GIVEN PROBLEM:
Only a number is wanted here: the number of lines of the data that include "label".

——————

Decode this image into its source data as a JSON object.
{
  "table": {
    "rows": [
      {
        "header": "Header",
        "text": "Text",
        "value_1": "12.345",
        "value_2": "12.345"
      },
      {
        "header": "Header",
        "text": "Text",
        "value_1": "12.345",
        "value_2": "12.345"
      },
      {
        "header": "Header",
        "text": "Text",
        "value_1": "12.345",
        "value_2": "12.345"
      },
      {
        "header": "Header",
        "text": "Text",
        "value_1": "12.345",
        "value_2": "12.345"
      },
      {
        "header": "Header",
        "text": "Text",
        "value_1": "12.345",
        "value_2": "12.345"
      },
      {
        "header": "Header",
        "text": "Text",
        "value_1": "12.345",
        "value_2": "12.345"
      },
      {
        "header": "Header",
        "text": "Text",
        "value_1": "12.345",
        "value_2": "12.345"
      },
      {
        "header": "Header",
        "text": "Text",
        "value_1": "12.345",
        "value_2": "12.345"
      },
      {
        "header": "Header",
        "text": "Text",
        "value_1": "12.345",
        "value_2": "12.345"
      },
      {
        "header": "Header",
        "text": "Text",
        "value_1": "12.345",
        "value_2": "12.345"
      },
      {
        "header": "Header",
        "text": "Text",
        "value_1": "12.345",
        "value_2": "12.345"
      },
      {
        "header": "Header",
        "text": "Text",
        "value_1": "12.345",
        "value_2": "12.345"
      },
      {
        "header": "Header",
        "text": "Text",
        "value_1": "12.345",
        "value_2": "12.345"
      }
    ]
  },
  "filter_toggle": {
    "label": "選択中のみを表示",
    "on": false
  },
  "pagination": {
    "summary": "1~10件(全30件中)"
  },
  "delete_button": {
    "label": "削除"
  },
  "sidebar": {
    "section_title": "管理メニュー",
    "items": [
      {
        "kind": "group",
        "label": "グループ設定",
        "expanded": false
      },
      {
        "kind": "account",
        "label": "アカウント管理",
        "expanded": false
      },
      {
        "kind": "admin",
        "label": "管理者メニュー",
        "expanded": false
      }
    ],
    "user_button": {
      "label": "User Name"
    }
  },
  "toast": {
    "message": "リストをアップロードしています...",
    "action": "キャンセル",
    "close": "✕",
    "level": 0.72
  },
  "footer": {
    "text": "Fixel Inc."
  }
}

——————

FINAL RESULT:
6